What is being asked: Count the lines in the entries below that include the word "CORRELATION". Give nothing but the number.

— begin —

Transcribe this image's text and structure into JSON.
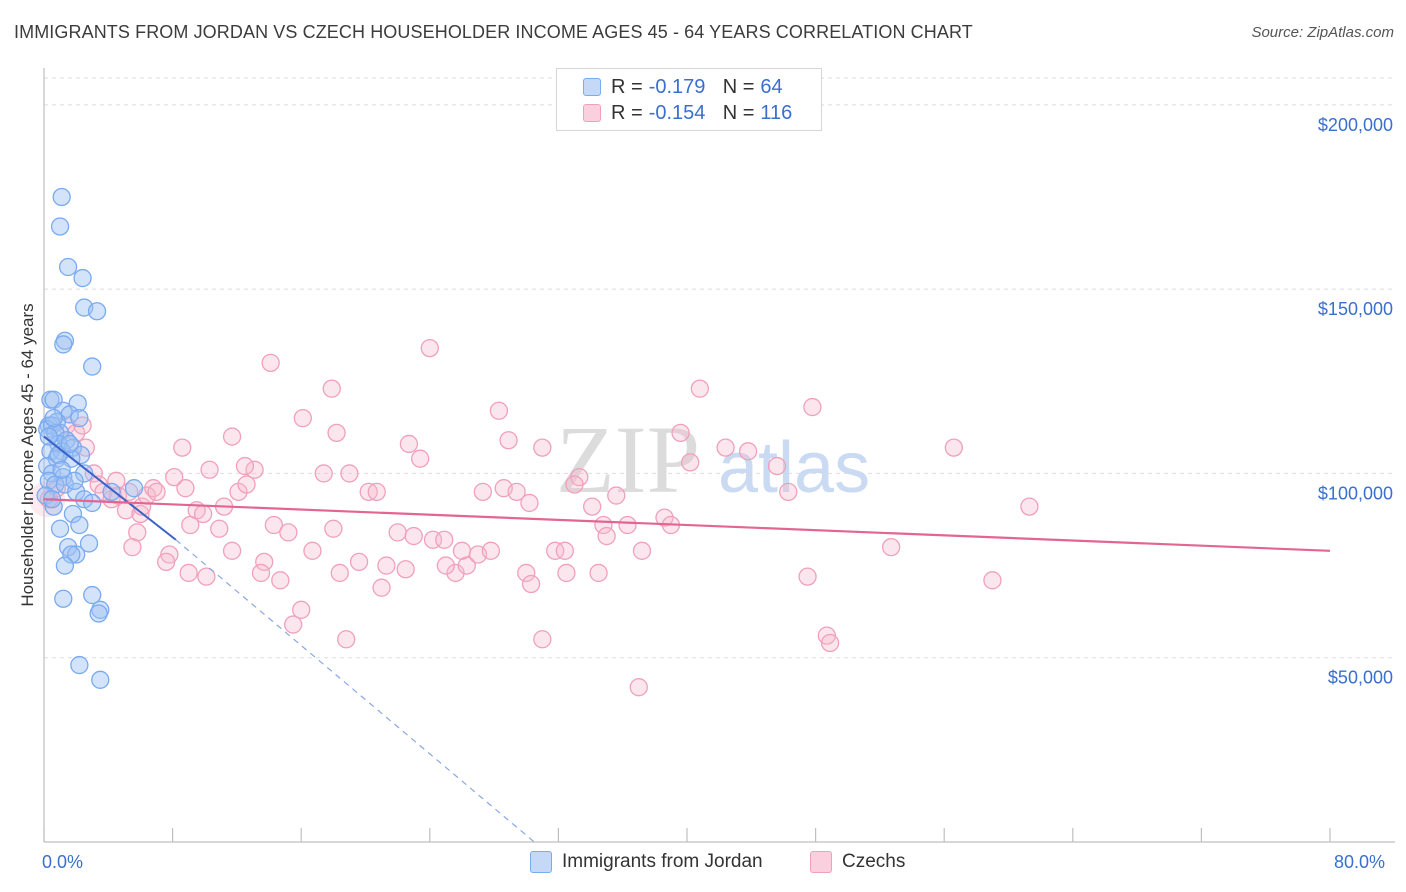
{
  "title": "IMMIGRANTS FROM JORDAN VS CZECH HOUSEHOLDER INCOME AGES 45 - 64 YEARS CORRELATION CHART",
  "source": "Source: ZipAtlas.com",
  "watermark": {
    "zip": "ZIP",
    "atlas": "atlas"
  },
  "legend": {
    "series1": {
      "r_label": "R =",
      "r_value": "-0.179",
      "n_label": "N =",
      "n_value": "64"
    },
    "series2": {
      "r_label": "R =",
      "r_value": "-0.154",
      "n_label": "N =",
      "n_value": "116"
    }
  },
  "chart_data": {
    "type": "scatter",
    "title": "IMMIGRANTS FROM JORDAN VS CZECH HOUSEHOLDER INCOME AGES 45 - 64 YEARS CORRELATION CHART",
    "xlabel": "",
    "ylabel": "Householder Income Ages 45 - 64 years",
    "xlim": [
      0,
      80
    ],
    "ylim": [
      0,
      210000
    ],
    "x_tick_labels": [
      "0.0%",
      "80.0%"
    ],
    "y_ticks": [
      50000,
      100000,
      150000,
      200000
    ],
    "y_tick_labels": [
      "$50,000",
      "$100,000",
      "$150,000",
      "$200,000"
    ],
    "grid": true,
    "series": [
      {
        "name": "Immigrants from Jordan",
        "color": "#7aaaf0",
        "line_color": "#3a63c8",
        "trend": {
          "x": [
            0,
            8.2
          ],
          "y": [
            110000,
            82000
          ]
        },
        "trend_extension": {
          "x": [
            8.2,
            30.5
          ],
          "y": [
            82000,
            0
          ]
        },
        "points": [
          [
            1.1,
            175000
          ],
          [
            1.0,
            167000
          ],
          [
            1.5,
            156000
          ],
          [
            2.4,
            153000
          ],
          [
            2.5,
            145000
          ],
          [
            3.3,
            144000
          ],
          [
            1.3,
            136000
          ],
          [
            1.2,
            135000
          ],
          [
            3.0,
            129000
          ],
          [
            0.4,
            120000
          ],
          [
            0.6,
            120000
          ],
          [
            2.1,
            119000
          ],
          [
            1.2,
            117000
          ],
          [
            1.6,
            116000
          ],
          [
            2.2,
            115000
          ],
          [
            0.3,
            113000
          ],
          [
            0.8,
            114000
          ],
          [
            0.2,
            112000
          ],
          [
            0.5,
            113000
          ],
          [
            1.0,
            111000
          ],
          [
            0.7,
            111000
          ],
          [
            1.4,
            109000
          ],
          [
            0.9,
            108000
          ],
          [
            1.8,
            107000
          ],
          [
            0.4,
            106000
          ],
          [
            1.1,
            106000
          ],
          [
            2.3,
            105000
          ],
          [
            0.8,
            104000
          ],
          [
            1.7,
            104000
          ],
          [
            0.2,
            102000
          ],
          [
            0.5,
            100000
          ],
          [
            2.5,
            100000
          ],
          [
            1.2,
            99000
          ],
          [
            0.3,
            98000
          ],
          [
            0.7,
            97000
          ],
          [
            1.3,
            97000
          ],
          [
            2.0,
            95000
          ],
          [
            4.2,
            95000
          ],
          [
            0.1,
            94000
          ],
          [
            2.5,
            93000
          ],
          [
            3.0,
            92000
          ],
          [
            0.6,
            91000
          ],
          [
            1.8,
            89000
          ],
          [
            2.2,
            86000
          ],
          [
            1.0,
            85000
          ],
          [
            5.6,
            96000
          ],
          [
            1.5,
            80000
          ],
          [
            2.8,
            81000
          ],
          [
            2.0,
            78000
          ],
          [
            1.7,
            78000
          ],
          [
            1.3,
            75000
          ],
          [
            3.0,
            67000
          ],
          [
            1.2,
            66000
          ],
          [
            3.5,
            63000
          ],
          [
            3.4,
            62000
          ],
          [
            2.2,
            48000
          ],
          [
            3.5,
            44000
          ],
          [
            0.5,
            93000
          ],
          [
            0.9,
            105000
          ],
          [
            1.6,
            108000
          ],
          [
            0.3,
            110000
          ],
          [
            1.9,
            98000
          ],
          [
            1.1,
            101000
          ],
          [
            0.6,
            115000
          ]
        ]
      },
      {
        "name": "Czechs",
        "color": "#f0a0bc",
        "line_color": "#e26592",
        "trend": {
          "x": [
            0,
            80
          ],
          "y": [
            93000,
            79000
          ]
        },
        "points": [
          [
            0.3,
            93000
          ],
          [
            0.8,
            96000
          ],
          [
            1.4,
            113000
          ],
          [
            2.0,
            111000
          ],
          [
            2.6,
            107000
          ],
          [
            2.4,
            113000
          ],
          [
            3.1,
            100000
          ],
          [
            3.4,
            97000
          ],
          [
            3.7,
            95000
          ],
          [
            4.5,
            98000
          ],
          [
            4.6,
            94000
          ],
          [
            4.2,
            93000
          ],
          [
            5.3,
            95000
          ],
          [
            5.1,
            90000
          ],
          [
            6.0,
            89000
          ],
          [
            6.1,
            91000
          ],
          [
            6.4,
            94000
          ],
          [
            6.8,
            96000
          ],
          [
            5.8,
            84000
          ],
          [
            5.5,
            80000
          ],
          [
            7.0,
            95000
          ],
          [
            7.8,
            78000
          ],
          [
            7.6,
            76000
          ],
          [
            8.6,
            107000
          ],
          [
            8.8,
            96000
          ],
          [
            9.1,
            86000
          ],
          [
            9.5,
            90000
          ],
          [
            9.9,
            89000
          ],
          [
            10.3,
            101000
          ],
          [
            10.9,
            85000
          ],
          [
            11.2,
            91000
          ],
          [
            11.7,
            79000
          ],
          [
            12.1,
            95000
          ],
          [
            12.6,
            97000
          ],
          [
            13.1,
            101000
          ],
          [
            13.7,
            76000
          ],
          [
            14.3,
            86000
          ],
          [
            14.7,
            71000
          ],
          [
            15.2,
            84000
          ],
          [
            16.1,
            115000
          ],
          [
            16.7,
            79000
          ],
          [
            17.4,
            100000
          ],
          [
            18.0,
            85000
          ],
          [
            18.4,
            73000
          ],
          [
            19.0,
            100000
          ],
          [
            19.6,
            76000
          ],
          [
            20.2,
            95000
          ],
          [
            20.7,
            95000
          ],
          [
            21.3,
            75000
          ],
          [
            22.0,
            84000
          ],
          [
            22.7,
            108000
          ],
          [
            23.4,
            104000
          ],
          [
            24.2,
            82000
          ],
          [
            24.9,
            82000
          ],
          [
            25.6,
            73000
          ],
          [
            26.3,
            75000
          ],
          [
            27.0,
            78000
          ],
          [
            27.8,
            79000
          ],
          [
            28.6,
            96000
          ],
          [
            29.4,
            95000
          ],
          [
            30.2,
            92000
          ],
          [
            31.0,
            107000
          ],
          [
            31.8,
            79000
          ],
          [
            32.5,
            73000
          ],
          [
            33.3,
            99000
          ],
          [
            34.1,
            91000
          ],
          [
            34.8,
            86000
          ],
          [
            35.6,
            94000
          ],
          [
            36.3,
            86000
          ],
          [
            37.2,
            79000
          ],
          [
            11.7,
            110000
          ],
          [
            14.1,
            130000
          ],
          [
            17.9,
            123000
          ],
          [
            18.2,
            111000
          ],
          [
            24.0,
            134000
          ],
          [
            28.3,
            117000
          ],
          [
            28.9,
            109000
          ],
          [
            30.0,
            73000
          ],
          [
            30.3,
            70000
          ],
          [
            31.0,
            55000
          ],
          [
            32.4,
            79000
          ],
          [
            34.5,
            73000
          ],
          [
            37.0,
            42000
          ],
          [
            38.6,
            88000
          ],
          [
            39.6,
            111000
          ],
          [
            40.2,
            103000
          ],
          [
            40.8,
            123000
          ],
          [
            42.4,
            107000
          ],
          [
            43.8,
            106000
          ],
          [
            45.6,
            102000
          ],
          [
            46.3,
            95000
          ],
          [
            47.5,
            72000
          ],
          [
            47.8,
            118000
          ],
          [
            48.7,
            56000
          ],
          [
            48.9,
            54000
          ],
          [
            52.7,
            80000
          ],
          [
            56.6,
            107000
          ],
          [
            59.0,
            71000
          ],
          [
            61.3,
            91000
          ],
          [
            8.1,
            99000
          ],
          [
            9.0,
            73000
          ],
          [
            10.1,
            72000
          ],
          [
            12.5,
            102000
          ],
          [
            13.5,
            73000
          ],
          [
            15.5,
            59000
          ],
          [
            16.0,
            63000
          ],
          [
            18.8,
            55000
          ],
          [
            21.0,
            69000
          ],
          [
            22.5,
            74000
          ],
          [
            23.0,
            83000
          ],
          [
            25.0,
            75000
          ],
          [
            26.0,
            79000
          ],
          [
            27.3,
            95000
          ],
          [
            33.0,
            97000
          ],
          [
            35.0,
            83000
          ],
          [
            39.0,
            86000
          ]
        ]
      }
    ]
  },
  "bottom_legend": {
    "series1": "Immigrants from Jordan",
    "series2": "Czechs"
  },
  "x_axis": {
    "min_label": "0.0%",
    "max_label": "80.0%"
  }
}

— end —
— begin —

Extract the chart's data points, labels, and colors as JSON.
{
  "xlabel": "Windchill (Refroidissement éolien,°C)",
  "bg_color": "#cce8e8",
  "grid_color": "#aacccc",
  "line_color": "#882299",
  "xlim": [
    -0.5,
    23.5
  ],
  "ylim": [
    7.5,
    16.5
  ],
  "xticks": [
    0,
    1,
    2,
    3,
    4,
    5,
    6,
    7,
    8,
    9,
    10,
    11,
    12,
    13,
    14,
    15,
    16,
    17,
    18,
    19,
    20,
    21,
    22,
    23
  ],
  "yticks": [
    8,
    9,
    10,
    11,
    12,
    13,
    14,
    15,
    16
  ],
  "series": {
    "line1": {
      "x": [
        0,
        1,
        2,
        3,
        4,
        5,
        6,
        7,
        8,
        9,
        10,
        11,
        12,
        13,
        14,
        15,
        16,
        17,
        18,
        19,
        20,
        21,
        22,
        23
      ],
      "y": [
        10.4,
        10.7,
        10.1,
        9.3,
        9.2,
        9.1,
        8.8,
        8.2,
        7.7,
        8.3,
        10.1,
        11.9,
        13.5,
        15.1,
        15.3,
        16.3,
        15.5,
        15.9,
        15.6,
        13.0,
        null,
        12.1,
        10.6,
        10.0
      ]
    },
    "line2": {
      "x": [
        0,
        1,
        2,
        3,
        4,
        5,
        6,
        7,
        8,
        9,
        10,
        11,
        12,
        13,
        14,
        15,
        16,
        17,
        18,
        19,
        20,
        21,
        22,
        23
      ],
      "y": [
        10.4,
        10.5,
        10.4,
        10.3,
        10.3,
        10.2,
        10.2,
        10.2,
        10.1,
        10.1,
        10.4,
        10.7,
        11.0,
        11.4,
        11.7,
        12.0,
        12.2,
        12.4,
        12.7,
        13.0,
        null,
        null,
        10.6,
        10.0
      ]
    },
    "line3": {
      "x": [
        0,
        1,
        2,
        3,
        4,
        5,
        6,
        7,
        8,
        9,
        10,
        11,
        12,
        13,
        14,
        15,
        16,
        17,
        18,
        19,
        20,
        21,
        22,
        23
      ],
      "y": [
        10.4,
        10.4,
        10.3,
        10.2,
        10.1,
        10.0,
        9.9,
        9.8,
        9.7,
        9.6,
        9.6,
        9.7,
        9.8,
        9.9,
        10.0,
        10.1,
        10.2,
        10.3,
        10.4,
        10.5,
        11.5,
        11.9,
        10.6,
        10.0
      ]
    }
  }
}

— end —

Complete answer: 2